# TASK TO COMPLETE
Copy out the lines that have "counts" in them.

# Dataset entries on figures
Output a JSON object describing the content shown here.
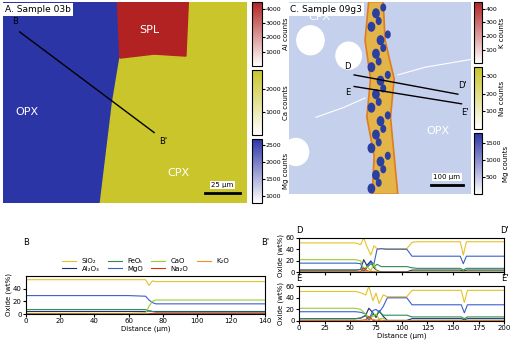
{
  "maps": [
    {
      "title": "A. Sample 03b",
      "phases": [
        "OPX",
        "SPL",
        "CPX"
      ],
      "profiles": [
        [
          "B",
          "B'"
        ]
      ],
      "scale_bar": "25 µm",
      "colorbars": [
        {
          "label": "Al counts",
          "color": "#b22222",
          "range": [
            0,
            4500
          ],
          "ticks": [
            1000,
            2000,
            3000,
            4000
          ]
        },
        {
          "label": "Ca counts",
          "color": "#c9c52a",
          "range": [
            0,
            2800
          ],
          "ticks": [
            1000,
            2000
          ]
        },
        {
          "label": "Mg counts",
          "color": "#2b35a6",
          "range": [
            800,
            2700
          ],
          "ticks": [
            1000,
            1500,
            2000,
            2500
          ]
        }
      ]
    },
    {
      "title": "C. Sample 09g3",
      "phases": [
        "CPX",
        "OPX"
      ],
      "profiles": [
        [
          "D",
          "D'"
        ],
        [
          "E",
          "E'"
        ]
      ],
      "scale_bar": "100 µm",
      "colorbars": [
        {
          "label": "K counts",
          "color": "#b22222",
          "range": [
            0,
            450
          ],
          "ticks": [
            100,
            200,
            300,
            400
          ]
        },
        {
          "label": "Na counts",
          "color": "#c9c52a",
          "range": [
            0,
            350
          ],
          "ticks": [
            100,
            200,
            300
          ]
        },
        {
          "label": "Mg counts",
          "color": "#2b35a6",
          "range": [
            0,
            1800
          ],
          "ticks": [
            500,
            1000,
            1500
          ]
        }
      ]
    }
  ],
  "chart_data": [
    {
      "type": "line",
      "endpoints": [
        "B",
        "B'"
      ],
      "x_label": "Distance (µm)",
      "y_label": "Oxide (wt%)",
      "xlim": [
        0,
        140
      ],
      "xticks": [
        0,
        20,
        40,
        60,
        80,
        100,
        120,
        140
      ],
      "ylim": [
        0,
        60
      ],
      "yticks": [
        0,
        20,
        40
      ],
      "legend": "lower center",
      "x": [
        0,
        10,
        20,
        30,
        40,
        50,
        60,
        70,
        72,
        74,
        76,
        80,
        90,
        100,
        110,
        120,
        130,
        140
      ],
      "series": [
        {
          "name": "SiO₂",
          "color": "#e6c229",
          "values": [
            54,
            54,
            54,
            54,
            54,
            54,
            54,
            54,
            45,
            52,
            51,
            51,
            51,
            51,
            51,
            51,
            51,
            51
          ]
        },
        {
          "name": "Al₂O₃",
          "color": "#1f2f6b",
          "values": [
            4,
            4,
            4,
            4,
            4,
            4,
            4,
            4,
            5,
            4,
            4,
            4,
            4,
            4,
            4,
            4,
            4,
            4
          ]
        },
        {
          "name": "FeOₜ",
          "color": "#2e8b57",
          "values": [
            7,
            7,
            7,
            7,
            7,
            7,
            7,
            7,
            5,
            4,
            3,
            3,
            3,
            3,
            3,
            3,
            3,
            3
          ]
        },
        {
          "name": "MgO",
          "color": "#3a5fcd",
          "values": [
            29,
            29,
            29,
            29,
            29,
            29,
            29,
            28,
            22,
            18,
            16,
            16,
            16,
            16,
            16,
            16,
            16,
            16
          ]
        },
        {
          "name": "CaO",
          "color": "#9acd32",
          "values": [
            1,
            1,
            1,
            1,
            1,
            1,
            1,
            2,
            12,
            20,
            22,
            22,
            22,
            22,
            22,
            22,
            22,
            22
          ]
        },
        {
          "name": "Na₂O",
          "color": "#d7301f",
          "values": [
            0,
            0,
            0,
            0,
            0,
            0,
            0,
            0,
            0.5,
            1,
            1,
            1,
            1,
            1,
            1,
            1,
            1,
            1
          ]
        },
        {
          "name": "K₂O",
          "color": "#f28e2b",
          "values": [
            0,
            0,
            0,
            0,
            0,
            0,
            0,
            0,
            0,
            0,
            0,
            0,
            0,
            0,
            0,
            0,
            0,
            0
          ]
        }
      ]
    },
    {
      "type": "line",
      "endpoints": [
        "D",
        "D'"
      ],
      "y_label": "Oxide (wt%)",
      "xlim": [
        0,
        200
      ],
      "xticks": [
        0,
        25,
        50,
        75,
        100,
        125,
        150,
        175,
        200
      ],
      "ylim": [
        0,
        60
      ],
      "yticks": [
        0,
        20,
        40,
        60
      ],
      "tick_labels": "y",
      "x": [
        0,
        20,
        40,
        55,
        60,
        63,
        66,
        70,
        73,
        76,
        80,
        85,
        90,
        95,
        100,
        105,
        110,
        115,
        130,
        150,
        157,
        160,
        163,
        170,
        185,
        200
      ],
      "series": [
        {
          "color": "#e6c229",
          "values": [
            51,
            51,
            51,
            51,
            48,
            60,
            45,
            30,
            46,
            41,
            41,
            41,
            41,
            41,
            41,
            41,
            52,
            53,
            53,
            53,
            53,
            30,
            53,
            53,
            53,
            53
          ]
        },
        {
          "color": "#1f2f6b",
          "values": [
            4,
            4,
            4,
            4,
            5,
            22,
            12,
            20,
            8,
            3,
            1,
            1,
            1,
            1,
            1,
            1,
            4,
            4,
            4,
            4,
            4,
            2,
            4,
            4,
            4,
            4
          ]
        },
        {
          "color": "#2e8b57",
          "values": [
            4,
            4,
            4,
            4,
            5,
            1,
            8,
            15,
            10,
            14,
            10,
            10,
            10,
            10,
            10,
            10,
            8,
            7,
            7,
            7,
            7,
            4,
            7,
            7,
            7,
            7
          ]
        },
        {
          "color": "#3a5fcd",
          "values": [
            16,
            16,
            16,
            16,
            15,
            2,
            10,
            18,
            15,
            40,
            41,
            40,
            40,
            40,
            40,
            40,
            28,
            28,
            28,
            28,
            28,
            15,
            28,
            28,
            28,
            28
          ]
        },
        {
          "color": "#9acd32",
          "values": [
            22,
            22,
            22,
            22,
            20,
            5,
            10,
            3,
            15,
            1,
            0,
            0,
            0,
            0,
            0,
            0,
            1,
            1,
            1,
            1,
            1,
            1,
            1,
            1,
            1,
            1
          ]
        },
        {
          "color": "#d7301f",
          "values": [
            1,
            1,
            1,
            1,
            1,
            8,
            3,
            1,
            2,
            0,
            0,
            0,
            0,
            0,
            0,
            0,
            0,
            0,
            0,
            0,
            0,
            0,
            0,
            0,
            0,
            0
          ]
        },
        {
          "color": "#f28e2b",
          "values": [
            0,
            0,
            0,
            0,
            0,
            1,
            2,
            0,
            1,
            0,
            0,
            0,
            0,
            0,
            0,
            0,
            0,
            0,
            0,
            0,
            0,
            0,
            0,
            0,
            0,
            0
          ]
        }
      ]
    },
    {
      "type": "line",
      "endpoints": [
        "E",
        "E'"
      ],
      "x_label": "Distance (µm)",
      "y_label": "Oxide (wt%)",
      "xlim": [
        0,
        200
      ],
      "xticks": [
        0,
        25,
        50,
        75,
        100,
        125,
        150,
        175,
        200
      ],
      "ylim": [
        0,
        60
      ],
      "yticks": [
        0,
        20,
        40,
        60
      ],
      "x": [
        0,
        20,
        40,
        55,
        60,
        65,
        68,
        72,
        75,
        78,
        82,
        86,
        90,
        95,
        100,
        105,
        110,
        130,
        150,
        158,
        161,
        164,
        175,
        200
      ],
      "series": [
        {
          "color": "#e6c229",
          "values": [
            51,
            51,
            51,
            51,
            49,
            45,
            60,
            35,
            48,
            30,
            45,
            42,
            42,
            42,
            42,
            42,
            53,
            53,
            53,
            53,
            32,
            53,
            53,
            53
          ]
        },
        {
          "color": "#1f2f6b",
          "values": [
            4,
            4,
            4,
            4,
            5,
            10,
            22,
            14,
            6,
            18,
            8,
            1,
            1,
            1,
            1,
            1,
            4,
            4,
            4,
            4,
            2,
            4,
            4,
            4
          ]
        },
        {
          "color": "#2e8b57",
          "values": [
            4,
            4,
            4,
            4,
            5,
            9,
            1,
            12,
            9,
            16,
            10,
            10,
            10,
            10,
            10,
            10,
            7,
            7,
            7,
            7,
            4,
            7,
            7,
            7
          ]
        },
        {
          "color": "#3a5fcd",
          "values": [
            16,
            16,
            16,
            16,
            15,
            12,
            2,
            18,
            20,
            15,
            25,
            40,
            40,
            40,
            40,
            40,
            28,
            28,
            28,
            28,
            14,
            28,
            28,
            28
          ]
        },
        {
          "color": "#9acd32",
          "values": [
            22,
            22,
            22,
            22,
            20,
            12,
            5,
            8,
            12,
            3,
            5,
            0,
            0,
            0,
            0,
            0,
            1,
            1,
            1,
            1,
            1,
            1,
            1,
            1
          ]
        },
        {
          "color": "#d7301f",
          "values": [
            1,
            1,
            1,
            1,
            1,
            2,
            8,
            1,
            1,
            1,
            1,
            0,
            0,
            0,
            0,
            0,
            0,
            0,
            0,
            0,
            0,
            0,
            0,
            0
          ]
        },
        {
          "color": "#f28e2b",
          "values": [
            0,
            0,
            0,
            0,
            0,
            1,
            1,
            3,
            1,
            2,
            0,
            0,
            0,
            0,
            0,
            0,
            0,
            0,
            0,
            0,
            0,
            0,
            0,
            0
          ]
        }
      ]
    }
  ]
}
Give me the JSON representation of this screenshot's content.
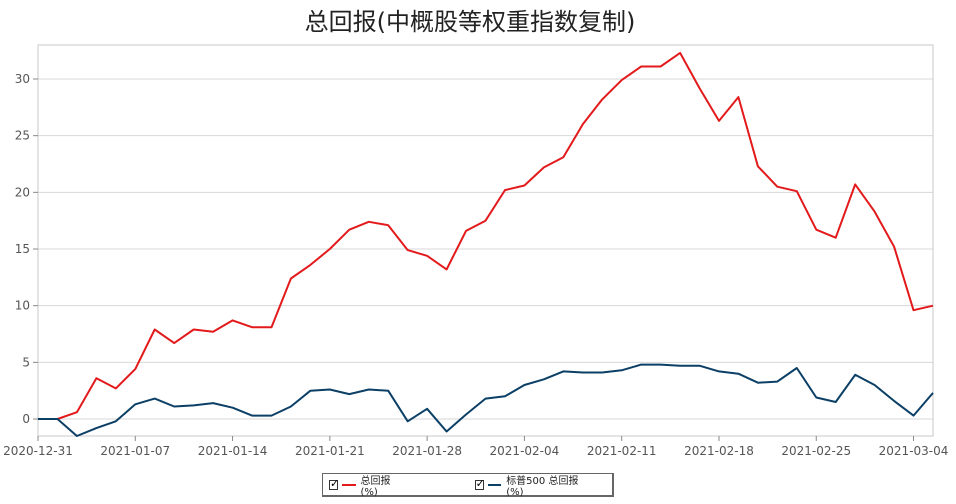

# OUTPUT BELOW
          "label": "Al counts",
          "label": "Ca counts",
          "label": "Mg counts",
          "label": "K counts",
          "label": "Na counts",
          "label": "Mg counts",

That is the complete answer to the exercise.